— begin Data for the task —

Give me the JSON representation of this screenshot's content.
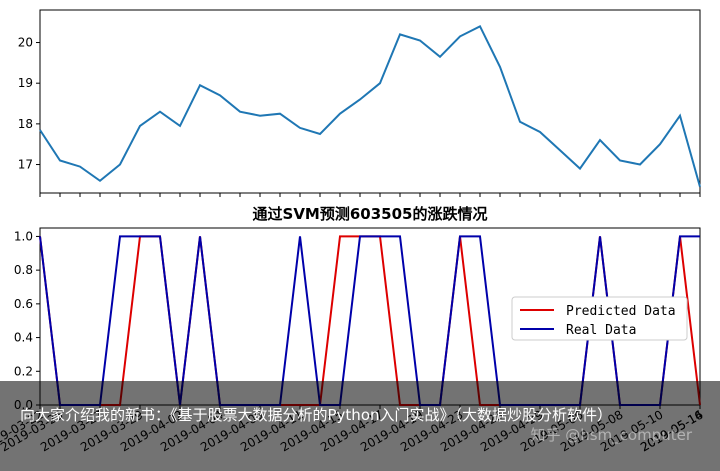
{
  "chart_data": [
    {
      "type": "line",
      "title": "",
      "xlabel": "",
      "ylabel": "",
      "ylim": [
        16.3,
        20.8
      ],
      "yticks": [
        "17",
        "18",
        "19",
        "20"
      ],
      "grid": false,
      "series": [
        {
          "values": [
            17.85,
            17.1,
            16.95,
            16.6,
            17.0,
            17.95,
            18.3,
            17.95,
            18.95,
            18.7,
            18.3,
            18.2,
            18.25,
            17.9,
            17.75,
            18.25,
            18.6,
            19.0,
            20.2,
            20.05,
            19.65,
            20.15,
            20.4,
            19.4,
            18.05,
            17.8,
            17.35,
            16.9,
            17.6,
            17.1,
            17.0,
            17.5,
            18.2,
            16.45
          ],
          "color": "#1f77b4"
        }
      ]
    },
    {
      "type": "line",
      "title": "通过SVM预测603505的涨跌情况",
      "xlabel": "",
      "ylabel": "",
      "ylim": [
        0,
        1.05
      ],
      "yticks": [
        "0.0",
        "0.2",
        "0.4",
        "0.6",
        "0.8",
        "1.0"
      ],
      "xtick_labels": [
        "2019-03-22",
        "2019-03-25",
        "2019-03-27",
        "2019-03-29",
        "2019-04-02",
        "2019-04-04",
        "2019-04-09",
        "2019-04-11",
        "2019-04-15",
        "2019-04-17",
        "2019-04-19",
        "2019-04-23",
        "2019-04-25",
        "2019-04-29",
        "2019-05-06",
        "2019-05-08",
        "2019-05-10",
        "2019-05-14",
        "2019-05-16"
      ],
      "legend_position": "right",
      "grid": false,
      "series": [
        {
          "name": "Predicted Data",
          "color": "#dd0000",
          "values": [
            1,
            0,
            0,
            0,
            0,
            1,
            1,
            0,
            1,
            0,
            0,
            0,
            0,
            0,
            0,
            1,
            1,
            1,
            0,
            0,
            0,
            1,
            0,
            0,
            0,
            0,
            0,
            0,
            1,
            0,
            0,
            0,
            1,
            0
          ]
        },
        {
          "name": "Real Data",
          "color": "#0000aa",
          "values": [
            1,
            0,
            0,
            0,
            1,
            1,
            1,
            0,
            1,
            0,
            0,
            0,
            0,
            1,
            0,
            0,
            1,
            1,
            1,
            0,
            0,
            1,
            1,
            0,
            0,
            0,
            0,
            0,
            1,
            0,
            0,
            0,
            1,
            1
          ]
        }
      ]
    }
  ],
  "caption": {
    "text": "向大家介绍我的新书：《基于股票大数据分析的Python入门实战》（大数据炒股分析软件）",
    "watermark": "知乎 @hsm_computer"
  }
}
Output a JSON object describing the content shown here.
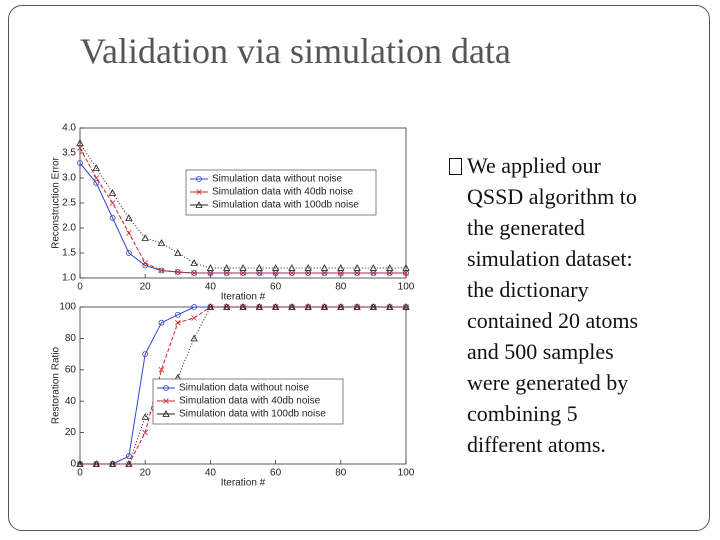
{
  "title": "Validation via simulation data",
  "bullet": [
    "We applied our",
    "QSSD algorithm to",
    "the generated",
    "simulation dataset:",
    "the dictionary",
    "contained 20 atoms",
    "and 500 samples",
    "were generated by",
    "combining 5",
    "different atoms."
  ],
  "chart_data": [
    {
      "type": "line",
      "ylabel": "Reconstruction Error",
      "xlabel": "Iteration #",
      "legend": "upper right",
      "x": [
        0,
        5,
        10,
        15,
        20,
        25,
        30,
        35,
        40,
        45,
        50,
        55,
        60,
        65,
        70,
        75,
        80,
        85,
        90,
        95,
        100
      ],
      "xlim": [
        0,
        100
      ],
      "xticks": [
        0,
        20,
        40,
        60,
        80,
        100
      ],
      "ylim": [
        1,
        4
      ],
      "yticks": [
        {
          "value": 1,
          "label": "1.0"
        },
        1.5,
        {
          "value": 2,
          "label": "2.0"
        },
        2.5,
        {
          "value": 3,
          "label": "3.0"
        },
        3.5,
        {
          "value": 4,
          "label": "4.0"
        }
      ],
      "series": [
        {
          "name": "Simulation data without noise",
          "color": "#3344cc",
          "marker": "circle",
          "values": [
            3.3,
            2.9,
            2.2,
            1.5,
            1.25,
            1.15,
            1.12,
            1.1,
            1.1,
            1.1,
            1.1,
            1.1,
            1.1,
            1.1,
            1.1,
            1.1,
            1.1,
            1.1,
            1.1,
            1.1,
            1.1
          ]
        },
        {
          "name": "Simulation data with 40db noise",
          "color": "#cc2222",
          "marker": "x",
          "values": [
            3.6,
            3.0,
            2.5,
            1.9,
            1.3,
            1.15,
            1.12,
            1.1,
            1.1,
            1.1,
            1.1,
            1.1,
            1.1,
            1.1,
            1.1,
            1.1,
            1.1,
            1.1,
            1.1,
            1.1,
            1.1
          ]
        },
        {
          "name": "Simulation data with 100db noise",
          "color": "#222222",
          "marker": "triangle",
          "values": [
            3.7,
            3.2,
            2.7,
            2.2,
            1.8,
            1.7,
            1.5,
            1.3,
            1.2,
            1.2,
            1.2,
            1.2,
            1.2,
            1.2,
            1.2,
            1.2,
            1.2,
            1.2,
            1.2,
            1.2,
            1.2
          ]
        }
      ]
    },
    {
      "type": "line",
      "ylabel": "Restoration Ratio",
      "xlabel": "Iteration #",
      "legend": "lower center",
      "x": [
        0,
        5,
        10,
        15,
        20,
        25,
        30,
        35,
        40,
        45,
        50,
        55,
        60,
        65,
        70,
        75,
        80,
        85,
        90,
        95,
        100
      ],
      "xlim": [
        0,
        100
      ],
      "xticks": [
        0,
        20,
        40,
        60,
        80,
        100
      ],
      "ylim": [
        0,
        100
      ],
      "yticks": [
        0,
        20,
        40,
        60,
        80,
        100
      ],
      "series": [
        {
          "name": "Simulation data without noise",
          "color": "#3344cc",
          "marker": "circle",
          "values": [
            0,
            0,
            0,
            5,
            70,
            90,
            95,
            100,
            100,
            100,
            100,
            100,
            100,
            100,
            100,
            100,
            100,
            100,
            100,
            100,
            100
          ]
        },
        {
          "name": "Simulation data with 40db noise",
          "color": "#cc2222",
          "marker": "x",
          "values": [
            0,
            0,
            0,
            0,
            20,
            60,
            90,
            93,
            100,
            100,
            100,
            100,
            100,
            100,
            100,
            100,
            100,
            100,
            100,
            100,
            100
          ]
        },
        {
          "name": "Simulation data with 100db noise",
          "color": "#222222",
          "marker": "triangle",
          "values": [
            0,
            0,
            0,
            0,
            30,
            40,
            55,
            80,
            100,
            100,
            100,
            100,
            100,
            100,
            100,
            100,
            100,
            100,
            100,
            100,
            100
          ]
        }
      ]
    }
  ]
}
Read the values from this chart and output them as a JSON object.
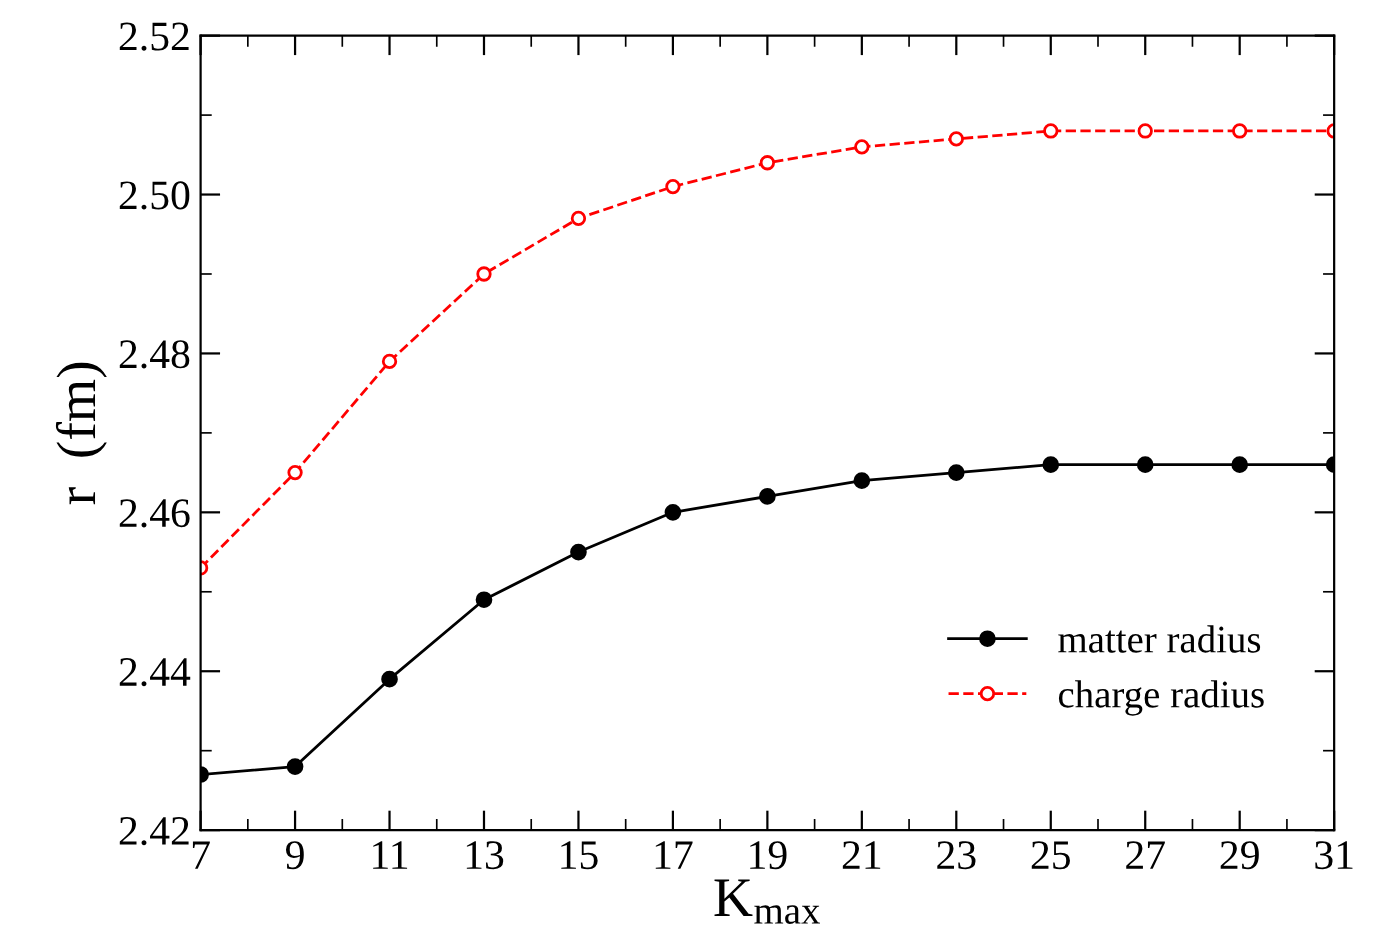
{
  "chart_data": {
    "type": "line",
    "xlabel": "K$_{max}$",
    "ylabel": "r  (fm)",
    "xlim": [
      7,
      31
    ],
    "xticks": [
      7,
      9,
      11,
      13,
      15,
      17,
      19,
      21,
      23,
      25,
      27,
      29,
      31
    ],
    "ylim": [
      2.42,
      2.52
    ],
    "yticks": [
      2.42,
      2.44,
      2.46,
      2.48,
      {
        "value": 2.5,
        "label": "2.50"
      },
      2.52
    ],
    "grid": false,
    "legend": "bottom right",
    "series": [
      {
        "name": "matter radius",
        "color": "#000000",
        "marker": "circle",
        "line_style": "solid",
        "x": [
          7,
          9,
          11,
          13,
          15,
          17,
          19,
          21,
          23,
          25,
          27,
          29,
          31
        ],
        "values": [
          2.427,
          2.428,
          2.439,
          2.449,
          2.455,
          2.46,
          2.462,
          2.464,
          2.465,
          2.466,
          2.466,
          2.466,
          2.466
        ]
      },
      {
        "name": "charge radius",
        "color": "#ff0000",
        "marker": "open circle",
        "line_style": "dashed",
        "x": [
          7,
          9,
          11,
          13,
          15,
          17,
          19,
          21,
          23,
          25,
          27,
          29,
          31
        ],
        "values": [
          2.453,
          2.465,
          2.479,
          2.49,
          2.497,
          2.501,
          2.504,
          2.506,
          2.507,
          2.508,
          2.508,
          2.508,
          2.508
        ]
      }
    ]
  }
}
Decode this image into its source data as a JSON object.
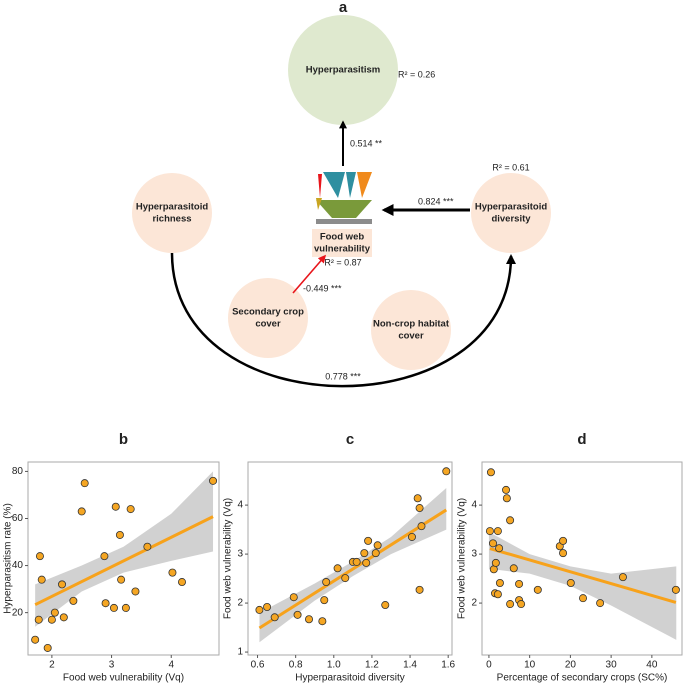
{
  "diagram": {
    "title": "a",
    "nodes": [
      {
        "label": [
          "Hyperparasitism"
        ]
      },
      {
        "label": [
          "Hyperparasitoid",
          "richness"
        ]
      },
      {
        "label": [
          "Hyperparasitoid",
          "diversity"
        ]
      },
      {
        "label": [
          "Secondary crop",
          "cover"
        ]
      },
      {
        "label": [
          "Non-crop habitat",
          "cover"
        ]
      },
      {
        "label": [
          "Food web",
          "vulnerability"
        ]
      }
    ],
    "r2": [
      "R² = 0.26",
      "R² = 0.61",
      "R² = 0.87"
    ],
    "paths": [
      "0.514 **",
      "0.824 ***",
      "-0.449 ***",
      "0.778 ***"
    ]
  },
  "chart_data": [
    {
      "type": "scatter",
      "title": "b",
      "xlabel": "Food web vulnerability (Vq)",
      "ylabel": "Hyperparasitism rate (%)",
      "x": [
        1.72,
        1.78,
        1.8,
        1.83,
        1.93,
        2.0,
        2.05,
        2.17,
        2.2,
        2.36,
        2.5,
        2.55,
        2.88,
        2.9,
        3.04,
        3.07,
        3.14,
        3.16,
        3.24,
        3.32,
        3.4,
        3.6,
        4.02,
        4.18,
        4.7
      ],
      "values": [
        8.5,
        17,
        44,
        34,
        5,
        17,
        20,
        32,
        18,
        25,
        63,
        75,
        44,
        24,
        22,
        65,
        53,
        34,
        22,
        64,
        29,
        48,
        37,
        33,
        76
      ],
      "color": "#f5a623",
      "line_color": "#f7a21b",
      "band_color": "#c9c9c9",
      "fit": {
        "slope": 12.55,
        "intercept": 1.8
      },
      "band": {
        "x": [
          1.72,
          2.5,
          3.2,
          4.0,
          4.7
        ],
        "lower": [
          14,
          29,
          37,
          42,
          46
        ],
        "upper": [
          32,
          40,
          48,
          62,
          80
        ]
      },
      "xlim": [
        1.6,
        4.8
      ],
      "ylim": [
        2,
        84
      ],
      "xticks": [
        2,
        3,
        4
      ],
      "yticks": [
        20,
        40,
        60,
        80
      ]
    },
    {
      "type": "scatter",
      "title": "c",
      "xlabel": "Hyperparasitoid diversity",
      "ylabel": "Food web vulnerability (Vq)",
      "x": [
        0.61,
        0.65,
        0.69,
        0.79,
        0.81,
        0.87,
        0.94,
        0.95,
        0.96,
        1.02,
        1.06,
        1.1,
        1.12,
        1.16,
        1.17,
        1.18,
        1.22,
        1.23,
        1.27,
        1.41,
        1.44,
        1.45,
        1.46,
        1.45,
        1.59
      ],
      "values": [
        1.86,
        1.92,
        1.71,
        2.12,
        1.76,
        1.67,
        1.63,
        2.06,
        2.43,
        2.71,
        2.51,
        2.84,
        2.84,
        3.02,
        2.82,
        3.27,
        3.02,
        3.18,
        1.96,
        3.35,
        4.14,
        3.94,
        3.57,
        2.27,
        4.69
      ],
      "color": "#f5a623",
      "line_color": "#f7a21b",
      "band_color": "#c9c9c9",
      "fit": {
        "slope": 2.46,
        "intercept": -0.01
      },
      "band": {
        "x": [
          0.61,
          0.9,
          1.1,
          1.3,
          1.59
        ],
        "lower": [
          1.2,
          2.05,
          2.55,
          3.0,
          3.5
        ],
        "upper": [
          1.8,
          2.4,
          2.85,
          3.35,
          4.35
        ]
      },
      "xlim": [
        0.55,
        1.62
      ],
      "ylim": [
        0.94,
        4.88
      ],
      "xticks": [
        0.6,
        0.8,
        {
          "value": 1,
          "label": "1.0"
        },
        1.2,
        1.4,
        1.6
      ],
      "yticks": [
        1,
        2,
        3,
        4
      ]
    },
    {
      "type": "scatter",
      "title": "d",
      "xlabel": "Percentage of secondary crops (SC%)",
      "ylabel": "Food web vulnerability (Vq)",
      "x": [
        0.5,
        0.25,
        1,
        1.2,
        1.5,
        1.7,
        2.2,
        2.5,
        2.7,
        2.2,
        4.2,
        4.4,
        5.2,
        5.2,
        6.1,
        7.4,
        7.4,
        7.9,
        12,
        17.4,
        18.2,
        18.2,
        20.1,
        23.1,
        27.3,
        32.9,
        45.9
      ],
      "values": [
        4.67,
        3.47,
        3.22,
        2.69,
        2.2,
        2.82,
        3.47,
        3.12,
        2.41,
        2.18,
        4.31,
        4.14,
        3.69,
        1.98,
        2.71,
        2.06,
        2.39,
        1.98,
        2.27,
        3.16,
        3.02,
        3.27,
        2.41,
        2.1,
        2.0,
        2.53,
        2.27
      ],
      "color": "#f5a623",
      "line_color": "#f7a21b",
      "band_color": "#c9c9c9",
      "fit": {
        "slope": -0.0241,
        "intercept": 3.12
      },
      "band": {
        "x": [
          0,
          10,
          20,
          30,
          46
        ],
        "lower": [
          2.7,
          2.6,
          2.35,
          1.95,
          1.25
        ],
        "upper": [
          3.45,
          3.0,
          2.75,
          2.6,
          2.75
        ]
      },
      "xlim": [
        -1.7,
        47.4
      ],
      "ylim": [
        0.94,
        4.88
      ],
      "xticks": [
        0,
        10,
        20,
        30,
        40
      ],
      "yticks": [
        2,
        3,
        4
      ]
    }
  ]
}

— end Data for the task —

*Exercise directions*
Return every line above that contains the word "JSON".

*Written answer*
Give me the JSON representation of this screenshot's content.
Output a JSON object describing the content shown here.
Read the values from this chart and output them as a JSON object.
Decode this image into its source data as a JSON object.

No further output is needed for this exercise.